Exercise description: Isolate every line in the data with the string "geborene" and copy it.

Records to process:

= Beginning of Section =

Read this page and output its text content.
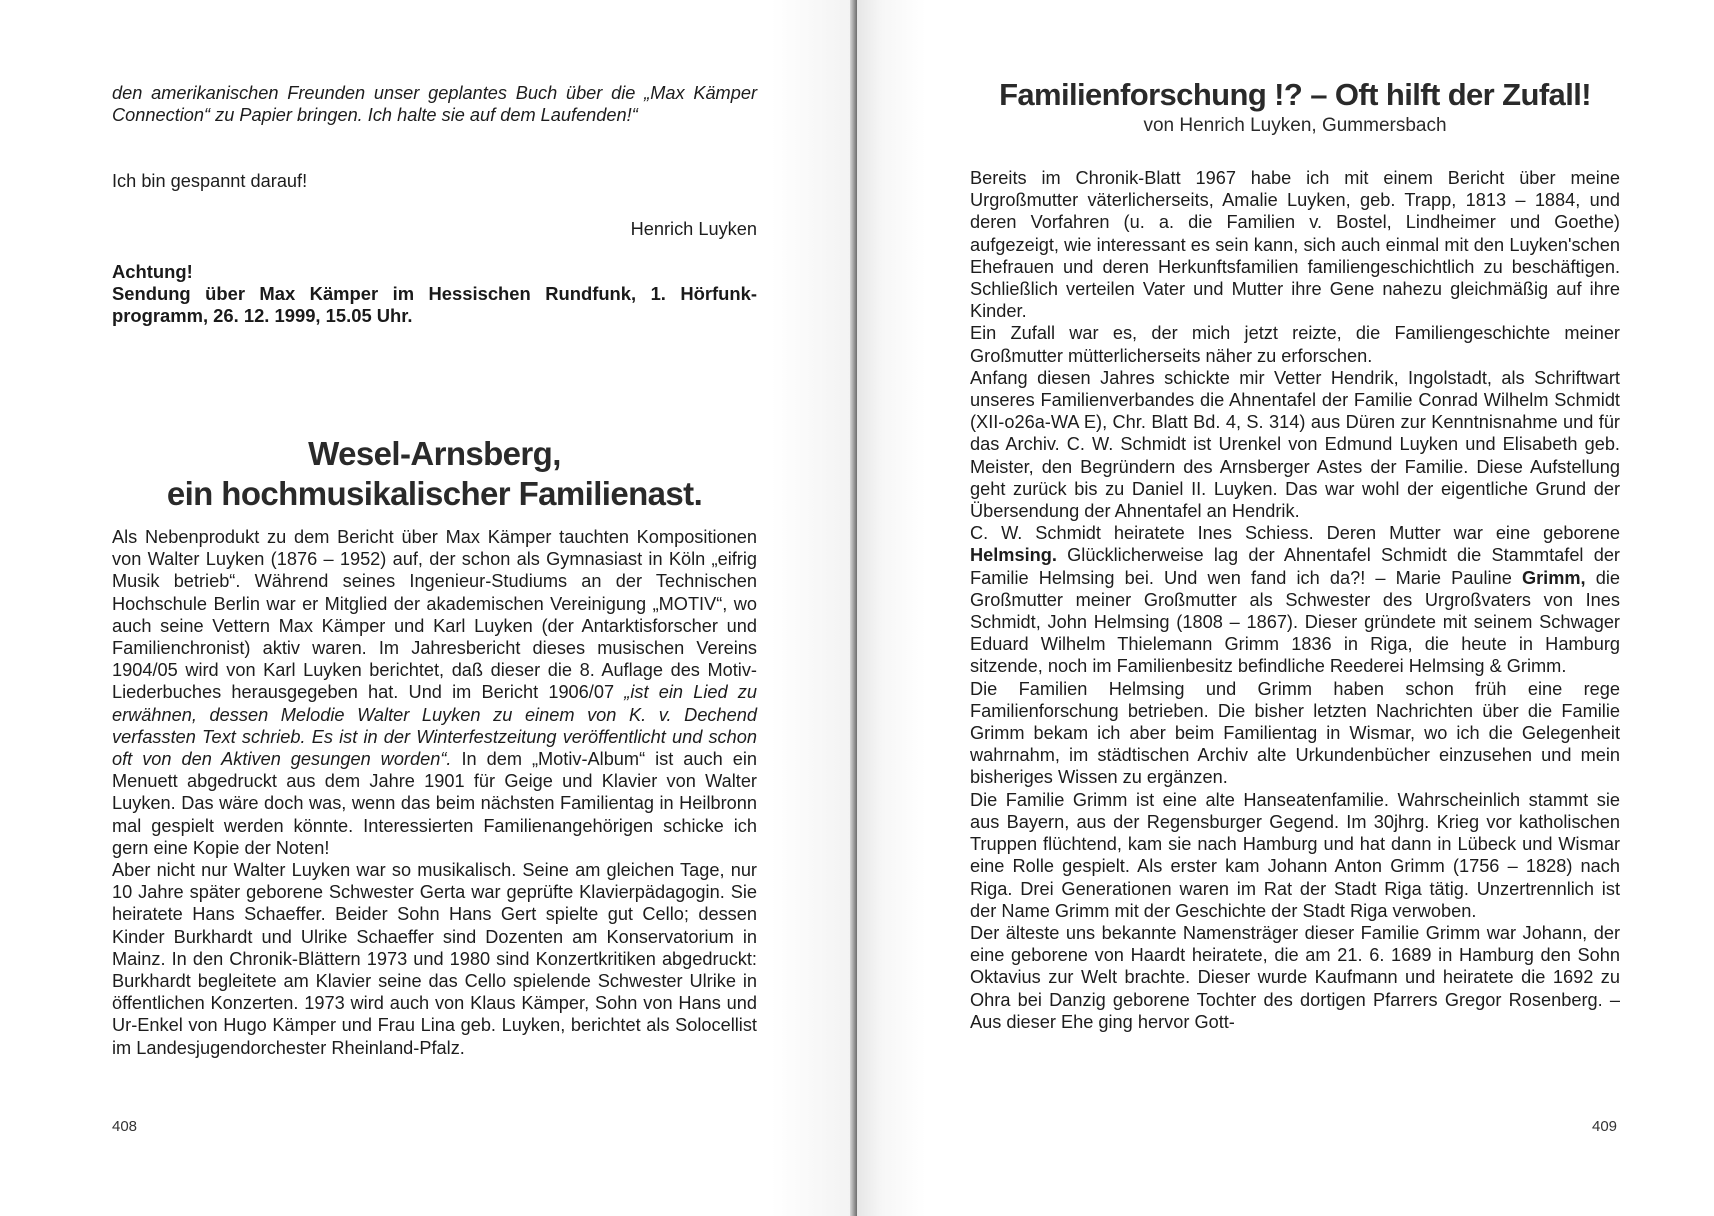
den amerikanischen Freunden unser geplantes Buch über die „Max Kämper Connection“ zu Papier bringen. Ich halte sie auf dem Laufenden!“

Ich bin gespannt darauf!

Henrich Luyken

Achtung!

Sendung über Max Kämper im Hessischen Rundfunk, 1. Hörfunk-programm, 26. 12. 1999, 15.05 Uhr.

Wesel-Arnsberg,
ein hochmusikalischer Familienast.

Als Nebenprodukt zu dem Bericht über Max Kämper tauchten Kompositionen von Walter Luyken (1876 – 1952) auf, der schon als Gymnasiast in Köln „eifrig Musik betrieb“. Während seines Ingenieur-Studiums an der Technischen Hochschule Berlin war er Mitglied der akademischen Vereinigung „MOTIV“, wo auch seine Vettern Max Kämper und Karl Luyken (der Antarktisforscher und Familienchronist) aktiv waren. Im Jahresbericht dieses musischen Vereins 1904/05 wird von Karl Luyken berichtet, daß dieser die 8. Auflage des Motiv-Liederbuches herausgegeben hat. Und im Bericht 1906/07 „ist ein Lied zu erwähnen, dessen Melodie Walter Luyken zu einem von K. v. Dechend verfassten Text schrieb. Es ist in der Winterfestzeitung veröffentlicht und schon oft von den Aktiven gesungen worden“. In dem „Motiv-Album“ ist auch ein Menuett abgedruckt aus dem Jahre 1901 für Geige und Klavier von Walter Luyken. Das wäre doch was, wenn das beim nächsten Familientag in Heilbronn mal gespielt werden könnte. Interessierten Familienangehörigen schicke ich gern eine Kopie der Noten!

Aber nicht nur Walter Luyken war so musikalisch. Seine am gleichen Tage, nur 10 Jahre später geborene Schwester Gerta war geprüfte Klavierpädagogin. Sie heiratete Hans Schaeffer. Beider Sohn Hans Gert spielte gut Cello; dessen Kinder Burkhardt und Ulrike Schaeffer sind Dozenten am Konservatorium in Mainz. In den Chronik-Blättern 1973 und 1980 sind Konzertkritiken abgedruckt: Burkhardt begleitete am Klavier seine das Cello spielende Schwester Ulrike in öffentlichen Konzerten. 1973 wird auch von Klaus Kämper, Sohn von Hans und Ur-Enkel von Hugo Kämper und Frau Lina geb. Luyken, berichtet als Solocellist im Landesjugendorchester Rheinland-Pfalz.

408
Familienforschung !? – Oft hilft der Zufall!

von Henrich Luyken, Gummersbach

Bereits im Chronik-Blatt 1967 habe ich mit einem Bericht über meine Urgroßmutter väterlicherseits, Amalie Luyken, geb. Trapp, 1813 – 1884, und deren Vorfahren (u. a. die Familien v. Bostel, Lindheimer und Goethe) aufgezeigt, wie interessant es sein kann, sich auch einmal mit den Luyken'schen Ehefrauen und deren Herkunftsfamilien familiengeschichtlich zu beschäftigen. Schließlich verteilen Vater und Mutter ihre Gene nahezu gleichmäßig auf ihre Kinder.

Ein Zufall war es, der mich jetzt reizte, die Familiengeschichte meiner Großmutter mütterlicherseits näher zu erforschen.

Anfang diesen Jahres schickte mir Vetter Hendrik, Ingolstadt, als Schriftwart unseres Familienverbandes die Ahnentafel der Familie Conrad Wilhelm Schmidt (XII-o26a-WA E), Chr. Blatt Bd. 4, S. 314) aus Düren zur Kenntnisnahme und für das Archiv. C. W. Schmidt ist Urenkel von Edmund Luyken und Elisabeth geb. Meister, den Begründern des Arnsberger Astes der Familie. Diese Aufstellung geht zurück bis zu Daniel II. Luyken. Das war wohl der eigentliche Grund der Übersendung der Ahnentafel an Hendrik.

C. W. Schmidt heiratete Ines Schiess. Deren Mutter war eine geborene Helmsing. Glücklicherweise lag der Ahnentafel Schmidt die Stammtafel der Familie Helmsing bei. Und wen fand ich da?! – Marie Pauline Grimm, die Großmutter meiner Großmutter als Schwester des Urgroßvaters von Ines Schmidt, John Helmsing (1808 – 1867). Dieser gründete mit seinem Schwager Eduard Wilhelm Thielemann Grimm 1836 in Riga, die heute in Hamburg sitzende, noch im Familienbesitz befindliche Reederei Helmsing & Grimm.

Die Familien Helmsing und Grimm haben schon früh eine rege Familienforschung betrieben. Die bisher letzten Nachrichten über die Familie Grimm bekam ich aber beim Familientag in Wismar, wo ich die Gelegenheit wahrnahm, im städtischen Archiv alte Urkundenbücher einzusehen und mein bisheriges Wissen zu ergänzen.

Die Familie Grimm ist eine alte Hanseatenfamilie. Wahrscheinlich stammt sie aus Bayern, aus der Regensburger Gegend. Im 30jhrg. Krieg vor katholischen Truppen flüchtend, kam sie nach Hamburg und hat dann in Lübeck und Wismar eine Rolle gespielt. Als erster kam Johann Anton Grimm (1756 – 1828) nach Riga. Drei Generationen waren im Rat der Stadt Riga tätig. Unzertrennlich ist der Name Grimm mit der Geschichte der Stadt Riga verwoben.

Der älteste uns bekannte Namensträger dieser Familie Grimm war Johann, der eine geborene von Haardt heiratete, die am 21. 6. 1689 in Hamburg den Sohn Oktavius zur Welt brachte. Dieser wurde Kaufmann und heiratete die 1692 zu Ohra bei Danzig geborene Tochter des dortigen Pfarrers Gregor Rosenberg. – Aus dieser Ehe ging hervor Gott-

409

= End of Section =

Written answer:
Aber nicht nur Walter Luyken war so musikalisch. Seine am gleichen Tage, nur 10 Jahre später geborene Schwester Gerta war geprüfte Klavierpädagogin. Sie heiratete Hans Schaeffer. Beider Sohn Hans Gert spielte gut Cello; dessen Kinder Burkhardt und Ulrike Schaeffer sind Dozenten am Konservatorium in Mainz. In den Chronik-Blättern 1973 und 1980 sind Konzertkritiken abgedruckt: Burkhardt begleitete am Klavier seine das Cello spielende Schwester Ulrike in öffentlichen Konzerten. 1973 wird auch von Klaus Kämper, Sohn von Hans und Ur-Enkel von Hugo Kämper und Frau Lina geb. Luyken, berichtet als Solocellist im Landesjugendorchester Rheinland-Pfalz.
C. W. Schmidt heiratete Ines Schiess. Deren Mutter war eine geborene Helmsing. Glücklicherweise lag der Ahnentafel Schmidt die Stammtafel der Familie Helmsing bei. Und wen fand ich da?! – Marie Pauline Grimm, die Großmutter meiner Großmutter als Schwester des Urgroßvaters von Ines Schmidt, John Helmsing (1808 – 1867). Dieser gründete mit seinem Schwager Eduard Wilhelm Thielemann Grimm 1836 in Riga, die heute in Hamburg sitzende, noch im Familienbesitz befindliche Reederei Helmsing & Grimm.
Der älteste uns bekannte Namensträger dieser Familie Grimm war Johann, der eine geborene von Haardt heiratete, die am 21. 6. 1689 in Hamburg den Sohn Oktavius zur Welt brachte. Dieser wurde Kaufmann und heiratete die 1692 zu Ohra bei Danzig geborene Tochter des dortigen Pfarrers Gregor Rosenberg. – Aus dieser Ehe ging hervor Gott-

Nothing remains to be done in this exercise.